*WHAT THE TASK ASKS*. Select from the records below every line that has the word "into" in it.

[begin SUPPLIED RECORDS]

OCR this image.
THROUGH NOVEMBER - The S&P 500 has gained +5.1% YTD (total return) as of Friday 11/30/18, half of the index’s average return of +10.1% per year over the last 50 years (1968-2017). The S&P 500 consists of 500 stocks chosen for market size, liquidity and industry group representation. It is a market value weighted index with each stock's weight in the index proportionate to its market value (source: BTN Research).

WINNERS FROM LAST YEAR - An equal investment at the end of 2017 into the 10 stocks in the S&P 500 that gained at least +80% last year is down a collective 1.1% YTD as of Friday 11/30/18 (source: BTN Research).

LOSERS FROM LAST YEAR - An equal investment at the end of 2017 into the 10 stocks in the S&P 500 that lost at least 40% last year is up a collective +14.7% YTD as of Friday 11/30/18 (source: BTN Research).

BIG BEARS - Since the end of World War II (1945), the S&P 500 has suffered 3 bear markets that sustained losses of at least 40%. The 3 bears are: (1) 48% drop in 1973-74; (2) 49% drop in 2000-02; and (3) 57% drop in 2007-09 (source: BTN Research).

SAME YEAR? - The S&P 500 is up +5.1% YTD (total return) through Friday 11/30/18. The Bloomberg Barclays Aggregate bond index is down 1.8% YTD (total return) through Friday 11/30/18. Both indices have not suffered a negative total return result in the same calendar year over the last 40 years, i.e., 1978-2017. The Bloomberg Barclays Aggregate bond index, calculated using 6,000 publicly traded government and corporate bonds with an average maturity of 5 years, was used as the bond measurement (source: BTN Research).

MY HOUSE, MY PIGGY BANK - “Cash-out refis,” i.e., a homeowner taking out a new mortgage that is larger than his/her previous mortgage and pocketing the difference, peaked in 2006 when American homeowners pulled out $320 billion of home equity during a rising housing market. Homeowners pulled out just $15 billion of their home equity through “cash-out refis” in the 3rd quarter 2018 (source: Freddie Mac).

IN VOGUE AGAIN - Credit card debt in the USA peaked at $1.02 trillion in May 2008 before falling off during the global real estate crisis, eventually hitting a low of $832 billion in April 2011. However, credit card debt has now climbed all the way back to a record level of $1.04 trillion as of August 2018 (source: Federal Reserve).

[end SUPPLIED RECORDS]

*EXERCISE SOLUTION*.
WINNERS FROM LAST YEAR - An equal investment at the end of 2017 into the 10 stocks in the S&P 500 that gained at least +80% last year is down a collective 1.1% YTD as of Friday 11/30/18 (source: BTN Research).
LOSERS FROM LAST YEAR - An equal investment at the end of 2017 into the 10 stocks in the S&P 500 that lost at least 40% last year is up a collective +14.7% YTD as of Friday 11/30/18 (source: BTN Research).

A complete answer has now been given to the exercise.